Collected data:
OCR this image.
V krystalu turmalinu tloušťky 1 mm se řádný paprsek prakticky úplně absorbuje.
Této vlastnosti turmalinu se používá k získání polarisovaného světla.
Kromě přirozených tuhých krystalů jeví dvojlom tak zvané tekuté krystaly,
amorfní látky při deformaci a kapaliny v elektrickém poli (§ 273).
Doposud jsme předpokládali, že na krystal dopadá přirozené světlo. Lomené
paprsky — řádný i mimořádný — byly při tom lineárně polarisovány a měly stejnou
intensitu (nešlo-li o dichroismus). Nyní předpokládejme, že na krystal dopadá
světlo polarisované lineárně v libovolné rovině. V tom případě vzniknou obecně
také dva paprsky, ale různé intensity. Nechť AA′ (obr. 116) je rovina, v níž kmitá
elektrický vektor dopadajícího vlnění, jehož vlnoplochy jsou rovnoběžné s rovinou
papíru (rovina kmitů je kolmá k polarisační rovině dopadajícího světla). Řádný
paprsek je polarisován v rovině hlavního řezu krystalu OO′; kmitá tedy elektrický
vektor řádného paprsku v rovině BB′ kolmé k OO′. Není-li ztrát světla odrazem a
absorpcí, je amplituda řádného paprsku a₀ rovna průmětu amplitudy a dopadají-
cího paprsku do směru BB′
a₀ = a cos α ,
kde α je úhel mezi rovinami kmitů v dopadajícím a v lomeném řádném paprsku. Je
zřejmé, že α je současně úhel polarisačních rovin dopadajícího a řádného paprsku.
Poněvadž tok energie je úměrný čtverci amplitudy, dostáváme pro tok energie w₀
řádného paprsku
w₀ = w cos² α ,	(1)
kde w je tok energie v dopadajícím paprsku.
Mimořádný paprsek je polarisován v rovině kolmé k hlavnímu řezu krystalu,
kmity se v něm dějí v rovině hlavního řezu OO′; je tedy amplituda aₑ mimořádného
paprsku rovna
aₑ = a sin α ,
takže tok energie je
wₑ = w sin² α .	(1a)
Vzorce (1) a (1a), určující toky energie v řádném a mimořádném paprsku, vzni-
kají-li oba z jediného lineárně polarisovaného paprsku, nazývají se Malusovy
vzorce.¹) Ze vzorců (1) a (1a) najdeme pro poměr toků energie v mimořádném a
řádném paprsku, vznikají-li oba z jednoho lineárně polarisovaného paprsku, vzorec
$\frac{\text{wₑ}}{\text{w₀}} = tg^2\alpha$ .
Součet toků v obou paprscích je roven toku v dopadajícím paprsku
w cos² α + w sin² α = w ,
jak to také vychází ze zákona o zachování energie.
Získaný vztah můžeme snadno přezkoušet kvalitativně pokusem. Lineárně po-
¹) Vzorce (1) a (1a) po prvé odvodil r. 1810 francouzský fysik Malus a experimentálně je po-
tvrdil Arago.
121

WRITTEN PROBLEM: Retype the whole listing above exactly.

RESPONSE:
OCR this image.
V krystalu turmalinu tloušťky 1 mm se řádný paprsek prakticky úplně absorbuje.
Této vlastnosti turmalinu se používá k získání polarisovaného světla.
Kromě přirozených tuhých krystalů jeví dvojlom tak zvané tekuté krystaly,
amorfní látky při deformaci a kapaliny v elektrickém poli (§ 273).
Doposud jsme předpokládali, že na krystal dopadá přirozené světlo. Lomené
paprsky — řádný i mimořádný — byly při tom lineárně polarisovány a měly stejnou
intensitu (nešlo-li o dichroismus). Nyní předpokládejme, že na krystal dopadá
světlo polarisované lineárně v libovolné rovině. V tom případě vzniknou obecně
také dva paprsky, ale různé intensity. Nechť AA′ (obr. 116) je rovina, v níž kmitá
elektrický vektor dopadajícího vlnění, jehož vlnoplochy jsou rovnoběžné s rovinou
papíru (rovina kmitů je kolmá k polarisační rovině dopadajícího světla). Řádný
paprsek je polarisován v rovině hlavního řezu krystalu OO′; kmitá tedy elektrický
vektor řádného paprsku v rovině BB′ kolmé k OO′. Není-li ztrát světla odrazem a
absorpcí, je amplituda řádného paprsku a₀ rovna průmětu amplitudy a dopadají-
cího paprsku do směru BB′
a₀ = a cos α ,
kde α je úhel mezi rovinami kmitů v dopadajícím a v lomeném řádném paprsku. Je
zřejmé, že α je současně úhel polarisačních rovin dopadajícího a řádného paprsku.
Poněvadž tok energie je úměrný čtverci amplitudy, dostáváme pro tok energie w₀
řádného paprsku
w₀ = w cos² α ,	(1)
kde w je tok energie v dopadajícím paprsku.
Mimořádný paprsek je polarisován v rovině kolmé k hlavnímu řezu krystalu,
kmity se v něm dějí v rovině hlavního řezu OO′; je tedy amplituda aₑ mimořádného
paprsku rovna
aₑ = a sin α ,
takže tok energie je
wₑ = w sin² α .	(1a)
Vzorce (1) a (1a), určující toky energie v řádném a mimořádném paprsku, vzni-
kají-li oba z jediného lineárně polarisovaného paprsku, nazývají se Malusovy
vzorce.¹) Ze vzorců (1) a (1a) najdeme pro poměr toků energie v mimořádném a
řádném paprsku, vznikají-li oba z jednoho lineárně polarisovaného paprsku, vzorec
$\frac{\text{wₑ}}{\text{w₀}} = tg^2\alpha$ .
Součet toků v obou paprscích je roven toku v dopadajícím paprsku
w cos² α + w sin² α = w ,
jak to také vychází ze zákona o zachování energie.
Získaný vztah můžeme snadno přezkoušet kvalitativně pokusem. Lineárně po-
¹) Vzorce (1) a (1a) po prvé odvodil r. 1810 francouzský fysik Malus a experimentálně je po-
tvrdil Arago.
121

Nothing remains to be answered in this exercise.